### TEXT UNDER STUDY
--

And it was at Santiago that our trip commenced with a brief tour of the city to see the range of street trees grown in the city.  Despite having a large range of native trees to plant, most of the street trees were exotics including for example;  London plane, copper plum, Ginko biloba, ash, Magnolia grandiflora, rubber and Persian violet.  Our first guide quickly brought us up to speed on Chilean history and it was fascinating to learn that Chile became a Republic way back in 1818.  Its last Governor under Spanish occupation was Ambrose O'Higgins, an engineer from the west of Ireland who had joined the Spanish navy.  His son Bernardo together with a San Martin, from Argentina, forced the Spanish out of these two countries, and so Bernardo became the first leader of the new Republic.  Interestingly the current President of Ireland is Michael D Higgins.  Every Chilean town and village now contain squares and roads named after their famous leaders.  I felt at home already.  Native Chileans are from the Mapuche tribe and are more common in the south (perhaps 10% of the population there).

We quickly departed the city heading north to visit the La Campana National Park.  This park is mostly woodland and its' mountain,  La Campana, (the bell) was climbed by Darwin in 1830. The woodland was amazing containing the last main concentration of elephant palms (Jubaea chilensis) or Chilean Palm.  The trunks look like large elephant legs.  We also got to see the large range of native trees and woody shrubs.  I was aware that Chile is a narrow country (about 120 miles), flowing from the Andes down to the sea.  However, there is also a coastal range of mountains reaching 3,000 feet, so the central plain is in fact rather narrow.

--

### RECORDS SUPPLIED
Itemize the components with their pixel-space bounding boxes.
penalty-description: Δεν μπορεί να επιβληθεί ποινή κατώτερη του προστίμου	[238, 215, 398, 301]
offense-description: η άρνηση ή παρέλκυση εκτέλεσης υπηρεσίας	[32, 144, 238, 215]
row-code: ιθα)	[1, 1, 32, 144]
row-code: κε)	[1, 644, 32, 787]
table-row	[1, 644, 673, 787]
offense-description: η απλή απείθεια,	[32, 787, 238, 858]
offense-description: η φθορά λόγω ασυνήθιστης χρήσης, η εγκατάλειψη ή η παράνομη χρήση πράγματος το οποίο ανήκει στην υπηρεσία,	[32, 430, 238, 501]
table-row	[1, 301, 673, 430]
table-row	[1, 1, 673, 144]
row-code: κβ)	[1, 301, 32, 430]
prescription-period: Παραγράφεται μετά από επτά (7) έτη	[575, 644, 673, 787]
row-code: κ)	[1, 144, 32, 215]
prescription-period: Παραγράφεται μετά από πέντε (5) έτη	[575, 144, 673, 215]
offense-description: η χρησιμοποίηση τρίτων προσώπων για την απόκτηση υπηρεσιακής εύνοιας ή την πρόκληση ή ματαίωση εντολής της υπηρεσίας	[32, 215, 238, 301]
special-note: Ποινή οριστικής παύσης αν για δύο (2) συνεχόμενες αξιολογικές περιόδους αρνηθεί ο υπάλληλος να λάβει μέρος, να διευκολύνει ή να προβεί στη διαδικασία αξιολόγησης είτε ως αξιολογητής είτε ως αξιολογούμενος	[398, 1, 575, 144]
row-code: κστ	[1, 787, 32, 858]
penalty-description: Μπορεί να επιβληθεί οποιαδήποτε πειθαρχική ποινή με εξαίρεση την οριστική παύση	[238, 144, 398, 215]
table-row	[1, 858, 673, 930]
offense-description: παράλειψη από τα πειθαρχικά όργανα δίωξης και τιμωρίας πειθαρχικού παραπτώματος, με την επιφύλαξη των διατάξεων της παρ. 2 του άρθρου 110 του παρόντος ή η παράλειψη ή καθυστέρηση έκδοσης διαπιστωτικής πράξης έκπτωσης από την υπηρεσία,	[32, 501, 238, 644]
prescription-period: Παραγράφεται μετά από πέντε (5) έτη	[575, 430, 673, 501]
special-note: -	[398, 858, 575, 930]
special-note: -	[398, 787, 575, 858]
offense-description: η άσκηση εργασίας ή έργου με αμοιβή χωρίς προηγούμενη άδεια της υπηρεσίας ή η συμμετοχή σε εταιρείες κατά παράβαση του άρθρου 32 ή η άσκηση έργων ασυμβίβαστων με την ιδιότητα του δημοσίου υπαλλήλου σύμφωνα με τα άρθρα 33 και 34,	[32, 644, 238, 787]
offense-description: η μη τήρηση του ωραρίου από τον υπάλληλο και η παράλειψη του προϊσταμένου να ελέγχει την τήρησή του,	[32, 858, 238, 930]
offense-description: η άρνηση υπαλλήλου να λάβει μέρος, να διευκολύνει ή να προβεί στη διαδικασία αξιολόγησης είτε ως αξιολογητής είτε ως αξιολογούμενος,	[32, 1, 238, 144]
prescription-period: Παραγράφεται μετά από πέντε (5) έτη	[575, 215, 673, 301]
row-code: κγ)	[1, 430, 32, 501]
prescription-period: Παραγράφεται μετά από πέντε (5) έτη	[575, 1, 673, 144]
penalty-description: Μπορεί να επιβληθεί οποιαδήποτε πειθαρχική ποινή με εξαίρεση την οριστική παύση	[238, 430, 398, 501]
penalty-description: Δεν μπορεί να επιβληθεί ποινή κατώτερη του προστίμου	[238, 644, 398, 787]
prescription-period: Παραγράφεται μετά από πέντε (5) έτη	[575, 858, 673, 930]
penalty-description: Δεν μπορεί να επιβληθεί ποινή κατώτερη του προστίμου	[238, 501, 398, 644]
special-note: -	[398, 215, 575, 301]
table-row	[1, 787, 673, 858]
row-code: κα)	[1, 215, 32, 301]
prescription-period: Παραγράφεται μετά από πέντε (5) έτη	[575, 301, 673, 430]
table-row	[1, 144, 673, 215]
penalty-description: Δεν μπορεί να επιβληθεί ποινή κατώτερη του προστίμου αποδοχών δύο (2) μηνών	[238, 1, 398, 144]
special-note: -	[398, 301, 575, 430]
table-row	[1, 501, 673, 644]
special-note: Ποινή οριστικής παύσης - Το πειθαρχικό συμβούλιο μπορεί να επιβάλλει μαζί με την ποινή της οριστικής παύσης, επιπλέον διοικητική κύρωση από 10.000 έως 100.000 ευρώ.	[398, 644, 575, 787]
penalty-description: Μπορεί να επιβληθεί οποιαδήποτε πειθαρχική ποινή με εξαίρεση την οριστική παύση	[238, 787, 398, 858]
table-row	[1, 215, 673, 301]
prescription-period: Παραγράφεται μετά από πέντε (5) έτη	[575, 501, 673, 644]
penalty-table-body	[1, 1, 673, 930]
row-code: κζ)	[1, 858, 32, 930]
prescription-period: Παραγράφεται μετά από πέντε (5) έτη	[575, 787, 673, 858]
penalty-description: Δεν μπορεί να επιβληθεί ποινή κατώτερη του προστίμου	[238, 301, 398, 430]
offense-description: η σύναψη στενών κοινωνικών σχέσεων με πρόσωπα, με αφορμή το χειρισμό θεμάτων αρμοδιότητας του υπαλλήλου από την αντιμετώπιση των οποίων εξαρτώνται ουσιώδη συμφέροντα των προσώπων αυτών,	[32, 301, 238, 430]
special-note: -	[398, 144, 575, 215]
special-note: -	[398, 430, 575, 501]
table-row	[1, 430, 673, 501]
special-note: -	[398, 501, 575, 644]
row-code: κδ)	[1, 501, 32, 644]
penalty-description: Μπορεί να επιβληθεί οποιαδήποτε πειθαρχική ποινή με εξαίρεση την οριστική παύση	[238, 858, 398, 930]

--

### WHAT THE TASK REQUIRES
Write out the full passage about the Chile trip, from Santiago to La Campana National Park, word for word with nothing changed.

### EXERCISE ANSWER
And it was at Santiago that our trip commenced with a brief tour of the city to see the range of street trees grown in the city.  Despite having a large range of native trees to plant, most of the street trees were exotics including for example;  London plane, copper plum, Ginko biloba, ash, Magnolia grandiflora, rubber and Persian violet.  Our first guide quickly brought us up to speed on Chilean history and it was fascinating to learn that Chile became a Republic way back in 1818.  Its last Governor under Spanish occupation was Ambrose O'Higgins, an engineer from the west of Ireland who had joined the Spanish navy.  His son Bernardo together with a San Martin, from Argentina, forced the Spanish out of these two countries, and so Bernardo became the first leader of the new Republic.  Interestingly the current President of Ireland is Michael D Higgins.  Every Chilean town and village now contain squares and roads named after their famous leaders.  I felt at home already.  Native Chileans are from the Mapuche tribe and are more common in the south (perhaps 10% of the population there).

We quickly departed the city heading north to visit the La Campana National Park.  This park is mostly woodland and its' mountain,  La Campana, (the bell) was climbed by Darwin in 1830. The woodland was amazing containing the last main concentration of elephant palms (Jubaea chilensis) or Chilean Palm.  The trunks look like large elephant legs.  We also got to see the large range of native trees and woody shrubs.  I was aware that Chile is a narrow country (about 120 miles), flowing from the Andes down to the sea.  However, there is also a coastal range of mountains reaching 3,000 feet, so the central plain is in fact rather narrow.